> _OBJECTIVE_
Each entry below should be reproduced character for character.

> _Extracted records_
'''
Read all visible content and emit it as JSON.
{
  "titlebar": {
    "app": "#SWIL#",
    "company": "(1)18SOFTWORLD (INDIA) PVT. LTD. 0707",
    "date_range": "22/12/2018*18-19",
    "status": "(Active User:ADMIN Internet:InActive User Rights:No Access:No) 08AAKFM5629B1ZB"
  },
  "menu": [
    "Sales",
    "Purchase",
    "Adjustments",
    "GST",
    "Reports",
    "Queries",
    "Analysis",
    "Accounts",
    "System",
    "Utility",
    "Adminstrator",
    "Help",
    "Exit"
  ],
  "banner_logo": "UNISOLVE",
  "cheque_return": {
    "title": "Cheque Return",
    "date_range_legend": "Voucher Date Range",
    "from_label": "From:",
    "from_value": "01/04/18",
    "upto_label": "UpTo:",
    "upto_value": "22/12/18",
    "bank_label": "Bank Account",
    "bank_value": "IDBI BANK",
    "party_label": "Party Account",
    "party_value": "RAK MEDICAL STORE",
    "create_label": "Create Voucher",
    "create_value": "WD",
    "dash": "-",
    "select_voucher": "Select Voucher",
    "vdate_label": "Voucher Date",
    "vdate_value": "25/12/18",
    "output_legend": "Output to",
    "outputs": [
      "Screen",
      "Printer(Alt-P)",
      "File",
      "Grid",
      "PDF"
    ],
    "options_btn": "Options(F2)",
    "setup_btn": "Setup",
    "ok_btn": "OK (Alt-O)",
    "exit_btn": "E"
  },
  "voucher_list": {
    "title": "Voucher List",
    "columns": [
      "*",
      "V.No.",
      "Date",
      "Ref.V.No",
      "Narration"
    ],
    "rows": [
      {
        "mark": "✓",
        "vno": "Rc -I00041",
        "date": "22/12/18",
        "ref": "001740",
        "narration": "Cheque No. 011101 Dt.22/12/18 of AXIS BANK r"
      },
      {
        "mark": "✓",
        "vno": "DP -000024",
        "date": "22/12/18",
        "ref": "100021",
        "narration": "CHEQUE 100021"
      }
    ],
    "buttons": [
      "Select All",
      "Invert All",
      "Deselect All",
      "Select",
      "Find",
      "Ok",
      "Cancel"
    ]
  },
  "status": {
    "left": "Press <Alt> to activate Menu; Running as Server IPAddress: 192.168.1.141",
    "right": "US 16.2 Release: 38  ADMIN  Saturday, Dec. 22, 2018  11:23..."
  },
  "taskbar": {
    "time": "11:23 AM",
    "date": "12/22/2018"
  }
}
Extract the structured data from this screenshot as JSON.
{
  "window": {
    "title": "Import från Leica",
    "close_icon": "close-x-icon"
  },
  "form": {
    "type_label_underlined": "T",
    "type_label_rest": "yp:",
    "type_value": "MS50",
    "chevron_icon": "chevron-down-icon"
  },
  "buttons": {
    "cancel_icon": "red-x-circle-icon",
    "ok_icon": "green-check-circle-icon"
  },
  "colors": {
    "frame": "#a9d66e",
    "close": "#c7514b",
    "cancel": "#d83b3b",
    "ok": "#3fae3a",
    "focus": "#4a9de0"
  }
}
'''
> _OUTPUT OF THE EXERCISE_
Read all visible content and emit it as JSON.
{
  "titlebar": {
    "app": "#SWIL#",
    "company": "(1)18SOFTWORLD (INDIA) PVT. LTD. 0707",
    "date_range": "22/12/2018*18-19",
    "status": "(Active User:ADMIN Internet:InActive User Rights:No Access:No) 08AAKFM5629B1ZB"
  },
  "menu": [
    "Sales",
    "Purchase",
    "Adjustments",
    "GST",
    "Reports",
    "Queries",
    "Analysis",
    "Accounts",
    "System",
    "Utility",
    "Adminstrator",
    "Help",
    "Exit"
  ],
  "banner_logo": "UNISOLVE",
  "cheque_return": {
    "title": "Cheque Return",
    "date_range_legend": "Voucher Date Range",
    "from_label": "From:",
    "from_value": "01/04/18",
    "upto_label": "UpTo:",
    "upto_value": "22/12/18",
    "bank_label": "Bank Account",
    "bank_value": "IDBI BANK",
    "party_label": "Party Account",
    "party_value": "RAK MEDICAL STORE",
    "create_label": "Create Voucher",
    "create_value": "WD",
    "dash": "-",
    "select_voucher": "Select Voucher",
    "vdate_label": "Voucher Date",
    "vdate_value": "25/12/18",
    "output_legend": "Output to",
    "outputs": [
      "Screen",
      "Printer(Alt-P)",
      "File",
      "Grid",
      "PDF"
    ],
    "options_btn": "Options(F2)",
    "setup_btn": "Setup",
    "ok_btn": "OK (Alt-O)",
    "exit_btn": "E"
  },
  "voucher_list": {
    "title": "Voucher List",
    "columns": [
      "*",
      "V.No.",
      "Date",
      "Ref.V.No",
      "Narration"
    ],
    "rows": [
      {
        "mark": "✓",
        "vno": "Rc -I00041",
        "date": "22/12/18",
        "ref": "001740",
        "narration": "Cheque No. 011101 Dt.22/12/18 of AXIS BANK r"
      },
      {
        "mark": "✓",
        "vno": "DP -000024",
        "date": "22/12/18",
        "ref": "100021",
        "narration": "CHEQUE 100021"
      }
    ],
    "buttons": [
      "Select All",
      "Invert All",
      "Deselect All",
      "Select",
      "Find",
      "Ok",
      "Cancel"
    ]
  },
  "status": {
    "left": "Press <Alt> to activate Menu; Running as Server IPAddress: 192.168.1.141",
    "right": "US 16.2 Release: 38  ADMIN  Saturday, Dec. 22, 2018  11:23..."
  },
  "taskbar": {
    "time": "11:23 AM",
    "date": "12/22/2018"
  }
}
Extract the structured data from this screenshot as JSON.
{
  "window": {
    "title": "Import från Leica",
    "close_icon": "close-x-icon"
  },
  "form": {
    "type_label_underlined": "T",
    "type_label_rest": "yp:",
    "type_value": "MS50",
    "chevron_icon": "chevron-down-icon"
  },
  "buttons": {
    "cancel_icon": "red-x-circle-icon",
    "ok_icon": "green-check-circle-icon"
  },
  "colors": {
    "frame": "#a9d66e",
    "close": "#c7514b",
    "cancel": "#d83b3b",
    "ok": "#3fae3a",
    "focus": "#4a9de0"
  }
}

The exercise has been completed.